SHORT TASK: Write the data below out exactly as it stands. Do not include the pictures.

----- MATERIAL PROVIDED -----

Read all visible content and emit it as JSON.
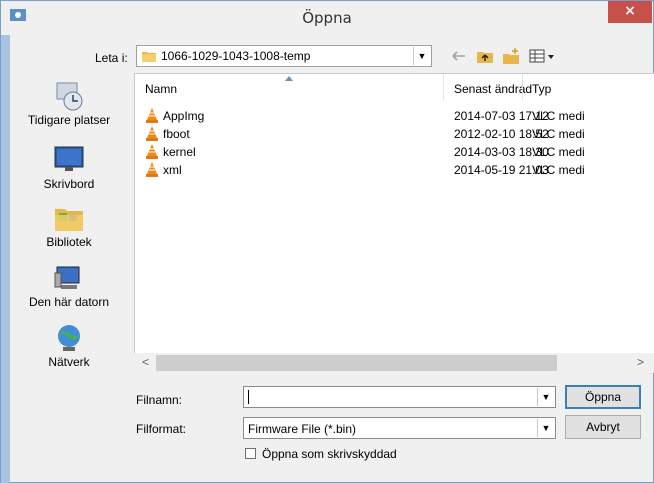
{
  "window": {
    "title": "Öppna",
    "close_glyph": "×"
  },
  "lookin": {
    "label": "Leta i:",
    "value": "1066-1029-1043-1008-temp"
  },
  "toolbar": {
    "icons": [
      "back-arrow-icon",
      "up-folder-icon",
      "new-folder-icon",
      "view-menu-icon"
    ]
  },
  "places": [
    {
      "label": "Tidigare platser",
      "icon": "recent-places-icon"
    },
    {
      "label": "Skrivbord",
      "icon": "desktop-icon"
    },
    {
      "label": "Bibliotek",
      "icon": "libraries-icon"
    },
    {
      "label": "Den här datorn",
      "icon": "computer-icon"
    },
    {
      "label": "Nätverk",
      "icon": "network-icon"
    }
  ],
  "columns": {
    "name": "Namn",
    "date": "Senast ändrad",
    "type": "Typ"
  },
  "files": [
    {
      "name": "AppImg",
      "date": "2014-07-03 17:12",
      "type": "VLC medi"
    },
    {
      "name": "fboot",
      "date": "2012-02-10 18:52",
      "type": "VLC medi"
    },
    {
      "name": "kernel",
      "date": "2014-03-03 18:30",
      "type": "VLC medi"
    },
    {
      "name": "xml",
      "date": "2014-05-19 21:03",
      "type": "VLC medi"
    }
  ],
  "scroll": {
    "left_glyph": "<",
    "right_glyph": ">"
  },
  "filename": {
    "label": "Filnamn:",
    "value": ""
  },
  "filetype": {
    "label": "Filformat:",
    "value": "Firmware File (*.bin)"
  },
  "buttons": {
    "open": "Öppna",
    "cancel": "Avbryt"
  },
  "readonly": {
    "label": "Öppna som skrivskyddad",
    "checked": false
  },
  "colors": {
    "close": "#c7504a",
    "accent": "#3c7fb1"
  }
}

-----

FINAL RESULT:
Read all visible content and emit it as JSON.
{
  "window": {
    "title": "Öppna",
    "close_glyph": "×"
  },
  "lookin": {
    "label": "Leta i:",
    "value": "1066-1029-1043-1008-temp"
  },
  "toolbar": {
    "icons": [
      "back-arrow-icon",
      "up-folder-icon",
      "new-folder-icon",
      "view-menu-icon"
    ]
  },
  "places": [
    {
      "label": "Tidigare platser",
      "icon": "recent-places-icon"
    },
    {
      "label": "Skrivbord",
      "icon": "desktop-icon"
    },
    {
      "label": "Bibliotek",
      "icon": "libraries-icon"
    },
    {
      "label": "Den här datorn",
      "icon": "computer-icon"
    },
    {
      "label": "Nätverk",
      "icon": "network-icon"
    }
  ],
  "columns": {
    "name": "Namn",
    "date": "Senast ändrad",
    "type": "Typ"
  },
  "files": [
    {
      "name": "AppImg",
      "date": "2014-07-03 17:12",
      "type": "VLC medi"
    },
    {
      "name": "fboot",
      "date": "2012-02-10 18:52",
      "type": "VLC medi"
    },
    {
      "name": "kernel",
      "date": "2014-03-03 18:30",
      "type": "VLC medi"
    },
    {
      "name": "xml",
      "date": "2014-05-19 21:03",
      "type": "VLC medi"
    }
  ],
  "scroll": {
    "left_glyph": "<",
    "right_glyph": ">"
  },
  "filename": {
    "label": "Filnamn:",
    "value": ""
  },
  "filetype": {
    "label": "Filformat:",
    "value": "Firmware File (*.bin)"
  },
  "buttons": {
    "open": "Öppna",
    "cancel": "Avbryt"
  },
  "readonly": {
    "label": "Öppna som skrivskyddad",
    "checked": false
  },
  "colors": {
    "close": "#c7504a",
    "accent": "#3c7fb1"
  }
}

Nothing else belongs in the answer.